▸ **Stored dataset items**
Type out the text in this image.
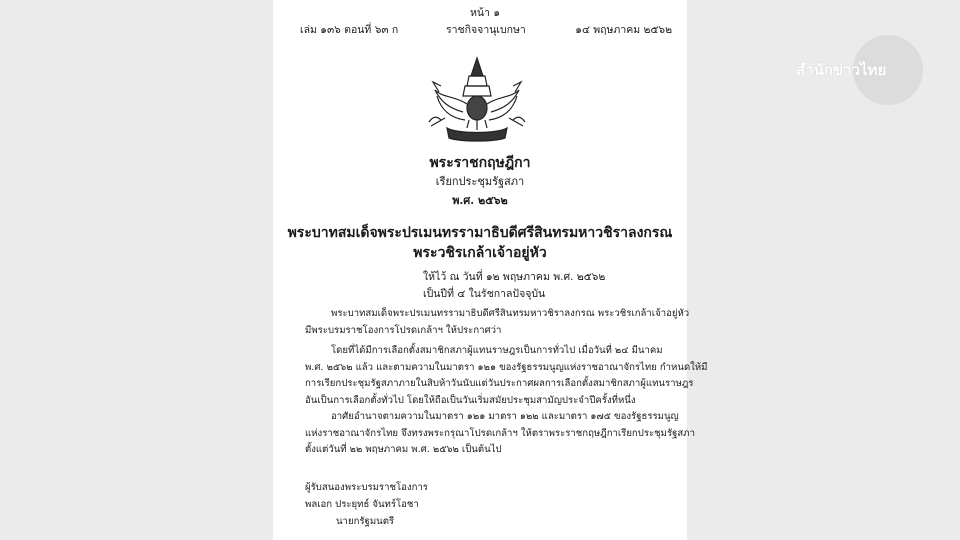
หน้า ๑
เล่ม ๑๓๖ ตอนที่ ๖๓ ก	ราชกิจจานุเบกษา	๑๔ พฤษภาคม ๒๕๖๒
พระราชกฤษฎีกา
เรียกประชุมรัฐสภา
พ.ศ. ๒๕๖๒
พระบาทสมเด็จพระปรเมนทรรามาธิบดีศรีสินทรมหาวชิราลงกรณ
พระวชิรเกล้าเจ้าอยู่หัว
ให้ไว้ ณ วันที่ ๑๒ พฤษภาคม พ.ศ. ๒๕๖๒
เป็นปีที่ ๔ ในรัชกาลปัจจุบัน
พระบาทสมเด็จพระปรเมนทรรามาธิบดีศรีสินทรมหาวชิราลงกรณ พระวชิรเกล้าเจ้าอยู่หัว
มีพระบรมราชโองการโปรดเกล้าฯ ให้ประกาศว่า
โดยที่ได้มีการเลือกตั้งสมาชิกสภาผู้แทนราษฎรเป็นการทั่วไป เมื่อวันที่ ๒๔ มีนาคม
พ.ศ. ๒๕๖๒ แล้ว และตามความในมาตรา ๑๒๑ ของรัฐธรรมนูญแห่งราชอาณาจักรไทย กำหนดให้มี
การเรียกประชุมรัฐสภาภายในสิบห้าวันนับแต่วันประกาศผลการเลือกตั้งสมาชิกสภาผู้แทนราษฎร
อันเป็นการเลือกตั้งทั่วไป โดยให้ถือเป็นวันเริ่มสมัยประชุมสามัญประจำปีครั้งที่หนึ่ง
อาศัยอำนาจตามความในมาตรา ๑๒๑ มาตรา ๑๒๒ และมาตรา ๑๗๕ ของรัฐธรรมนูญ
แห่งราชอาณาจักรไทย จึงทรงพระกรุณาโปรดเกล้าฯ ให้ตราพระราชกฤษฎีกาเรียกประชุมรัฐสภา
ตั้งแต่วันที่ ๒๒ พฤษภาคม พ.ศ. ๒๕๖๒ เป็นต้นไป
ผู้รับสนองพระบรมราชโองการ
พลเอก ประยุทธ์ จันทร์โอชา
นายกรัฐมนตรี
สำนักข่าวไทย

▸ **WORK INSTRUCTIONS**
Do not include the images; transcribe the rest of the listing exactly.

▸ **FULL SOLUTION**
Type out the text in this image.
หน้า ๑
เล่ม ๑๓๖ ตอนที่ ๖๓ ก	ราชกิจจานุเบกษา	๑๔ พฤษภาคม ๒๕๖๒
พระราชกฤษฎีกา
เรียกประชุมรัฐสภา
พ.ศ. ๒๕๖๒
พระบาทสมเด็จพระปรเมนทรรามาธิบดีศรีสินทรมหาวชิราลงกรณ
พระวชิรเกล้าเจ้าอยู่หัว
ให้ไว้ ณ วันที่ ๑๒ พฤษภาคม พ.ศ. ๒๕๖๒
เป็นปีที่ ๔ ในรัชกาลปัจจุบัน
พระบาทสมเด็จพระปรเมนทรรามาธิบดีศรีสินทรมหาวชิราลงกรณ พระวชิรเกล้าเจ้าอยู่หัว
มีพระบรมราชโองการโปรดเกล้าฯ ให้ประกาศว่า
โดยที่ได้มีการเลือกตั้งสมาชิกสภาผู้แทนราษฎรเป็นการทั่วไป เมื่อวันที่ ๒๔ มีนาคม
พ.ศ. ๒๕๖๒ แล้ว และตามความในมาตรา ๑๒๑ ของรัฐธรรมนูญแห่งราชอาณาจักรไทย กำหนดให้มี
การเรียกประชุมรัฐสภาภายในสิบห้าวันนับแต่วันประกาศผลการเลือกตั้งสมาชิกสภาผู้แทนราษฎร
อันเป็นการเลือกตั้งทั่วไป โดยให้ถือเป็นวันเริ่มสมัยประชุมสามัญประจำปีครั้งที่หนึ่ง
อาศัยอำนาจตามความในมาตรา ๑๒๑ มาตรา ๑๒๒ และมาตรา ๑๗๕ ของรัฐธรรมนูญ
แห่งราชอาณาจักรไทย จึงทรงพระกรุณาโปรดเกล้าฯ ให้ตราพระราชกฤษฎีกาเรียกประชุมรัฐสภา
ตั้งแต่วันที่ ๒๒ พฤษภาคม พ.ศ. ๒๕๖๒ เป็นต้นไป
ผู้รับสนองพระบรมราชโองการ
พลเอก ประยุทธ์ จันทร์โอชา
นายกรัฐมนตรี
สำนักข่าวไทย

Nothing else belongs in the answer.